**What to do**
(1) Print the stretch of the Joomla session thread from "JMS does not manage" through "for quick reply.", word for word.
(2) Answer these from the Joomla session thread, one line each:
(a) Which Joomla version is in use?
(b) What client_id value marks a backend entry in the session table?
(c) In what case does JMS manage sessions?

··· Text excerpt

Hello,
when I log just into backend, Im automatically get access into frontend restricted area as well, despite there is only one entry in session table (client_id is set to 1). After logging out session table is not updated (session_id is still conected with certain user).

Im using Joomla 1.5.11 and JMS 1.1.23 with 1.1.11 patches version.

JMS does not manage sessions except when working on localhost to give a facility to simulate URL.

Therefore if you are working on a real domain, I can tell you that JMS does not use the sessions.
I suppose this is a standard Joomla behavior.

When a PHP session is open, it remains open whatever the place you are in Joomla.
This means that you can go in any webpage of your website (back-end or front-end) and the sessions will remain open.

Thanks for quick reply.

Im running my site on localhost, maybe thats the reason of this behaviour. I dont think its standard Joomla issue because when I uninstall JMS patches everything is fine again.

Joomla stores session information in #__session table. If you access Joomla (both front and backend) in same browser there should be two separate entries in session table created (with client_id = 0 for frontend and 1 for backend). When JMS patches are installed and user logs out new session entry should be created (old one should be deleted). Its not happening. Old session is kept.

When working on localhost, JMS use the session to simulate any domain or sub-domain.
See procedure described in the forum /forum?func=view&id=303&catid=17#303

Ive tried to run it online, and it works fine with patches installed, so as you said its localhost issue.

······
··· Supplied entries

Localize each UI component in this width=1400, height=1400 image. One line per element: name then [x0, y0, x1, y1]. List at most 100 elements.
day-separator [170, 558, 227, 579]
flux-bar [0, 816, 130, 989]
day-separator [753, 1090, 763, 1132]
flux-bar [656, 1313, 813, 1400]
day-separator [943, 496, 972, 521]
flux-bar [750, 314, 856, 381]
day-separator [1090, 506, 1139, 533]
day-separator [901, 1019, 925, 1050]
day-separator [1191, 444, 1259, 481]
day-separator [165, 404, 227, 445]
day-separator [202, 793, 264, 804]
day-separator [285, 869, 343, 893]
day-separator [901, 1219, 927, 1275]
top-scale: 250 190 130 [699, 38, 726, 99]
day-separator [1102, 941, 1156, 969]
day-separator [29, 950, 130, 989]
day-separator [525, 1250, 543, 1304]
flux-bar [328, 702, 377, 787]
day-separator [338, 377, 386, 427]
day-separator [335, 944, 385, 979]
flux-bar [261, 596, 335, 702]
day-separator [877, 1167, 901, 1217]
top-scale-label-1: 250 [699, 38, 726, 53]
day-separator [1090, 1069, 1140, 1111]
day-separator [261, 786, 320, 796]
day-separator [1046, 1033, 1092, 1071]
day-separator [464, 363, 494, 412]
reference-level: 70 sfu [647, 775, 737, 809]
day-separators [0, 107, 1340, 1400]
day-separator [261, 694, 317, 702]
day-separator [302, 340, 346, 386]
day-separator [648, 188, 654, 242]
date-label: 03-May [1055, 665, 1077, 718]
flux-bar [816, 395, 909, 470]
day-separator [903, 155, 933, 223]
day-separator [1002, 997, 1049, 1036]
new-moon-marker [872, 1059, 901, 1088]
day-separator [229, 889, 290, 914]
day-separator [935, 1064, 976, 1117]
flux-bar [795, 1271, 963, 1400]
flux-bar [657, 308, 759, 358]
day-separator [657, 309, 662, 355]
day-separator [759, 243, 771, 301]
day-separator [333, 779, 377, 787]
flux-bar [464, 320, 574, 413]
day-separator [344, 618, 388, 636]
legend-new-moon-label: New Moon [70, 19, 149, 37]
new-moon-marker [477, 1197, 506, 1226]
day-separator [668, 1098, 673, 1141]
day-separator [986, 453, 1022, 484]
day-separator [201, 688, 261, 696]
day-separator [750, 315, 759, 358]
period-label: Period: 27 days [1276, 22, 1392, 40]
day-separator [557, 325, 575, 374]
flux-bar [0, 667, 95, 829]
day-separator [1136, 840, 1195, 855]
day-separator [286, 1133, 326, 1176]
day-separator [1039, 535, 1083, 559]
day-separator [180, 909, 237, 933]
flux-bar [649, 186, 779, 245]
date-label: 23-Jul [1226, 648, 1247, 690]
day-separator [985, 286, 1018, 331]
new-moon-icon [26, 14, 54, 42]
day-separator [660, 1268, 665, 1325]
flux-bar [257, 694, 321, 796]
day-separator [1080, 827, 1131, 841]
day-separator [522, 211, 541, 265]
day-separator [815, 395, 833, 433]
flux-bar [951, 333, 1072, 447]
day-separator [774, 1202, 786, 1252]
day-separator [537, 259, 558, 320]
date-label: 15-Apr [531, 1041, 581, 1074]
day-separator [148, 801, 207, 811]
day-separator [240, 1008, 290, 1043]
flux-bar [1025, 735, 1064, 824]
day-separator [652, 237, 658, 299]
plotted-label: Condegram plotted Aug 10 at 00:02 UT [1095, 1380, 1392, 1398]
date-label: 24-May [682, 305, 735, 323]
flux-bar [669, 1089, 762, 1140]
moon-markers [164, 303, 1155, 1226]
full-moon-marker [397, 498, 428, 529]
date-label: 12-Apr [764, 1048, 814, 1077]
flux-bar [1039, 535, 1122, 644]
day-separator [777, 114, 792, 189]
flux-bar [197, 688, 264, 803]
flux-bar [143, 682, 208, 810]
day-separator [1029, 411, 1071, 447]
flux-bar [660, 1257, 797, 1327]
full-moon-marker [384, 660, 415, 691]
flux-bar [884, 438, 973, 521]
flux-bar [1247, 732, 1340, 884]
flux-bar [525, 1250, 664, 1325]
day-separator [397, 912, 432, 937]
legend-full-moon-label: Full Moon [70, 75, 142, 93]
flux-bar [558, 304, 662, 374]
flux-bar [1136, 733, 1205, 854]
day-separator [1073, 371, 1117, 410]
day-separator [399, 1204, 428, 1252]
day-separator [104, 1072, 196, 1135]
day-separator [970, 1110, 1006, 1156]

······

**Activity answers**
(1)
JMS does not manage sessions except when working on localhost to give a facility to simulate URL.

Therefore if you are working on a real domain, I can tell you that JMS does not use the sessions.
I suppose this is a standard Joomla behavior.

When a PHP session is open, it remains open whatever the place you are in Joomla.
This means that you can go in any webpage of your website (back-end or front-end) and the sessions will remain open.

Thanks for quick reply.

(2)
(a) Joomla 1.5.11
(b) 1
(c) Only when working on localhost